Below are some records; give them all again exactly, but not the pictures.

....

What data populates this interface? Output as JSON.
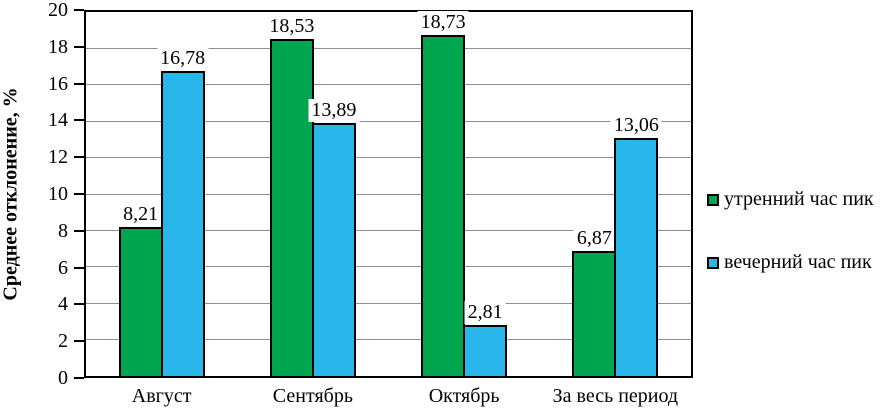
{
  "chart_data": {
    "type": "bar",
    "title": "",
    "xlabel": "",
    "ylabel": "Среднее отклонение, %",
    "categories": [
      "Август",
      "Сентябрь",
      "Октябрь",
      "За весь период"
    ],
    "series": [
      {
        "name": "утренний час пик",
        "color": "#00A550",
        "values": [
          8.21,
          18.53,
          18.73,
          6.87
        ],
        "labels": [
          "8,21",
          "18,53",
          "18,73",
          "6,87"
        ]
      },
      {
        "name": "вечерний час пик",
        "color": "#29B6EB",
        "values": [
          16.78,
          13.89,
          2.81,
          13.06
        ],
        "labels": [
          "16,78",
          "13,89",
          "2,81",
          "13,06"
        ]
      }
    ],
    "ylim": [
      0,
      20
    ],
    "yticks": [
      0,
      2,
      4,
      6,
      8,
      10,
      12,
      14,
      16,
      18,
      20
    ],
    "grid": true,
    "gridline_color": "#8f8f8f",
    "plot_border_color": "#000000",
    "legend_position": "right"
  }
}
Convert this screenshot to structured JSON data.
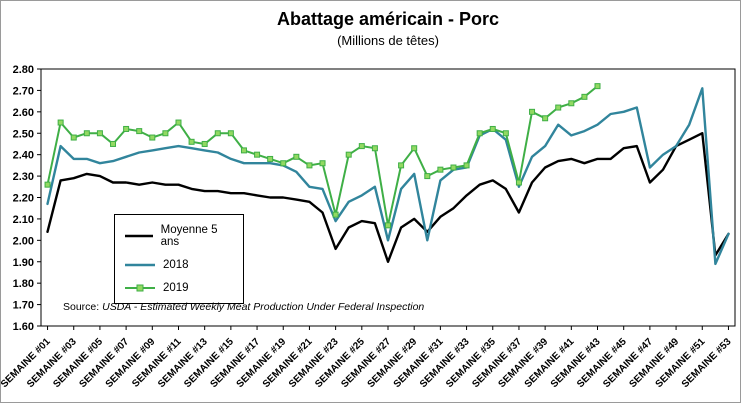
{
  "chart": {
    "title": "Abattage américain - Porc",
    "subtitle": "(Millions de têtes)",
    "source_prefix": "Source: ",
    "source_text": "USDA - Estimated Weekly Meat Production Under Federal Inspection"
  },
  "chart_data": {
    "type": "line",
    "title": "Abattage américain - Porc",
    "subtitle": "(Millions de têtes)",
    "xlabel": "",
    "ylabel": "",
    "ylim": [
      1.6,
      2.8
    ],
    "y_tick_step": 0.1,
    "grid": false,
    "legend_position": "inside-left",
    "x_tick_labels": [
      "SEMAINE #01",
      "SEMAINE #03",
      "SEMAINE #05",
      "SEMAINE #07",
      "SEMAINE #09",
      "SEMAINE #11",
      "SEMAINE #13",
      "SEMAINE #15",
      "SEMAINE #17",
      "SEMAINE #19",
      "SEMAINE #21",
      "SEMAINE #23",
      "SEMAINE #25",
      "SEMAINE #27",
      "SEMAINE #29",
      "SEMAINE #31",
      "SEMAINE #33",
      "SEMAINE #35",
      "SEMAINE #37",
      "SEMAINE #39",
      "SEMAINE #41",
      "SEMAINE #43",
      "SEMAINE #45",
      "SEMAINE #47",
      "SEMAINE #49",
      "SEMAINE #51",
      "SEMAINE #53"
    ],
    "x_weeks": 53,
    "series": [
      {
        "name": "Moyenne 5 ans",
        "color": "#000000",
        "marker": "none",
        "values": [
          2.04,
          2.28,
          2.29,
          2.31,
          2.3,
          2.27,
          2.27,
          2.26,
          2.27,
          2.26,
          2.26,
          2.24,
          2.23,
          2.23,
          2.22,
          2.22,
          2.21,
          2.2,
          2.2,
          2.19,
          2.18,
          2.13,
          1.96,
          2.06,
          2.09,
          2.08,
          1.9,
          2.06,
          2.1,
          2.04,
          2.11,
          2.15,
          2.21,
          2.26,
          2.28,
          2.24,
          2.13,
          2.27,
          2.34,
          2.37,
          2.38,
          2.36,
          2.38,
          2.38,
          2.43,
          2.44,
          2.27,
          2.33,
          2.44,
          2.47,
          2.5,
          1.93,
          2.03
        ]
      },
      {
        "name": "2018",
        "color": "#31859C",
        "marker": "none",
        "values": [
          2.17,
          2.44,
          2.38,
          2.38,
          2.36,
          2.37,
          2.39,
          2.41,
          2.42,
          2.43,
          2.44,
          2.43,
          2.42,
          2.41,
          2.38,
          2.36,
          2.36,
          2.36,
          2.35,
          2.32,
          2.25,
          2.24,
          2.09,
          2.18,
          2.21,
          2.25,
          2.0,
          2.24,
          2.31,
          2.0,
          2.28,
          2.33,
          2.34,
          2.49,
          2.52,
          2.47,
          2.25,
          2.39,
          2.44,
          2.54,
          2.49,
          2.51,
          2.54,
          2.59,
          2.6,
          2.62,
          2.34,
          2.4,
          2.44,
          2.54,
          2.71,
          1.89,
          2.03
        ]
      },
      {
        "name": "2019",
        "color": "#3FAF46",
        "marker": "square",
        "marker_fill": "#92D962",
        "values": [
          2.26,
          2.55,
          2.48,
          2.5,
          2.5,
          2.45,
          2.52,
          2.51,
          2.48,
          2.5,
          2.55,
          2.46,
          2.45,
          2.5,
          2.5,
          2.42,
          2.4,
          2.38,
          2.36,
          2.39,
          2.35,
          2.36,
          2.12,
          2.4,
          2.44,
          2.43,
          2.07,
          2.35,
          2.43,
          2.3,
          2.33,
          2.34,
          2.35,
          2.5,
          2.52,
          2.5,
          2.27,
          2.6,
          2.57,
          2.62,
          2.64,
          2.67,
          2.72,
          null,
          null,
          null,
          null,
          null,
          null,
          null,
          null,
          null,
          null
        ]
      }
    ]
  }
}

....

→ SOLUTION
What data populates this interface? Output as JSON.
{
  "chart_data": {
    "type": "bar",
    "title": "",
    "xlabel": "",
    "ylabel": "Среднее отклонение, %",
    "categories": [
      "Август",
      "Сентябрь",
      "Октябрь",
      "За весь период"
    ],
    "series": [
      {
        "name": "утренний час пик",
        "color": "#00A550",
        "values": [
          8.21,
          18.53,
          18.73,
          6.87
        ],
        "labels": [
          "8,21",
          "18,53",
          "18,73",
          "6,87"
        ]
      },
      {
        "name": "вечерний час пик",
        "color": "#29B6EB",
        "values": [
          16.78,
          13.89,
          2.81,
          13.06
        ],
        "labels": [
          "16,78",
          "13,89",
          "2,81",
          "13,06"
        ]
      }
    ],
    "ylim": [
      0,
      20
    ],
    "yticks": [
      0,
      2,
      4,
      6,
      8,
      10,
      12,
      14,
      16,
      18,
      20
    ],
    "grid": true,
    "gridline_color": "#8f8f8f",
    "plot_border_color": "#000000",
    "legend_position": "right"
  }
}
Convert this screenshot to structured JSON data.
{
  "chart": {
    "title": "Abattage américain - Porc",
    "subtitle": "(Millions de têtes)",
    "source_prefix": "Source: ",
    "source_text": "USDA - Estimated Weekly Meat Production Under Federal Inspection"
  },
  "chart_data": {
    "type": "line",
    "title": "Abattage américain - Porc",
    "subtitle": "(Millions de têtes)",
    "xlabel": "",
    "ylabel": "",
    "ylim": [
      1.6,
      2.8
    ],
    "y_tick_step": 0.1,
    "grid": false,
    "legend_position": "inside-left",
    "x_tick_labels": [
      "SEMAINE #01",
      "SEMAINE #03",
      "SEMAINE #05",
      "SEMAINE #07",
      "SEMAINE #09",
      "SEMAINE #11",
      "SEMAINE #13",
      "SEMAINE #15",
      "SEMAINE #17",
      "SEMAINE #19",
      "SEMAINE #21",
      "SEMAINE #23",
      "SEMAINE #25",
      "SEMAINE #27",
      "SEMAINE #29",
      "SEMAINE #31",
      "SEMAINE #33",
      "SEMAINE #35",
      "SEMAINE #37",
      "SEMAINE #39",
      "SEMAINE #41",
      "SEMAINE #43",
      "SEMAINE #45",
      "SEMAINE #47",
      "SEMAINE #49",
      "SEMAINE #51",
      "SEMAINE #53"
    ],
    "x_weeks": 53,
    "series": [
      {
        "name": "Moyenne 5 ans",
        "color": "#000000",
        "marker": "none",
        "values": [
          2.04,
          2.28,
          2.29,
          2.31,
          2.3,
          2.27,
          2.27,
          2.26,
          2.27,
          2.26,
          2.26,
          2.24,
          2.23,
          2.23,
          2.22,
          2.22,
          2.21,
          2.2,
          2.2,
          2.19,
          2.18,
          2.13,
          1.96,
          2.06,
          2.09,
          2.08,
          1.9,
          2.06,
          2.1,
          2.04,
          2.11,
          2.15,
          2.21,
          2.26,
          2.28,
          2.24,
          2.13,
          2.27,
          2.34,
          2.37,
          2.38,
          2.36,
          2.38,
          2.38,
          2.43,
          2.44,
          2.27,
          2.33,
          2.44,
          2.47,
          2.5,
          1.93,
          2.03
        ]
      },
      {
        "name": "2018",
        "color": "#31859C",
        "marker": "none",
        "values": [
          2.17,
          2.44,
          2.38,
          2.38,
          2.36,
          2.37,
          2.39,
          2.41,
          2.42,
          2.43,
          2.44,
          2.43,
          2.42,
          2.41,
          2.38,
          2.36,
          2.36,
          2.36,
          2.35,
          2.32,
          2.25,
          2.24,
          2.09,
          2.18,
          2.21,
          2.25,
          2.0,
          2.24,
          2.31,
          2.0,
          2.28,
          2.33,
          2.34,
          2.49,
          2.52,
          2.47,
          2.25,
          2.39,
          2.44,
          2.54,
          2.49,
          2.51,
          2.54,
          2.59,
          2.6,
          2.62,
          2.34,
          2.4,
          2.44,
          2.54,
          2.71,
          1.89,
          2.03
        ]
      },
      {
        "name": "2019",
        "color": "#3FAF46",
        "marker": "square",
        "marker_fill": "#92D962",
        "values": [
          2.26,
          2.55,
          2.48,
          2.5,
          2.5,
          2.45,
          2.52,
          2.51,
          2.48,
          2.5,
          2.55,
          2.46,
          2.45,
          2.5,
          2.5,
          2.42,
          2.4,
          2.38,
          2.36,
          2.39,
          2.35,
          2.36,
          2.12,
          2.4,
          2.44,
          2.43,
          2.07,
          2.35,
          2.43,
          2.3,
          2.33,
          2.34,
          2.35,
          2.5,
          2.52,
          2.5,
          2.27,
          2.6,
          2.57,
          2.62,
          2.64,
          2.67,
          2.72,
          null,
          null,
          null,
          null,
          null,
          null,
          null,
          null,
          null,
          null
        ]
      }
    ]
  }
}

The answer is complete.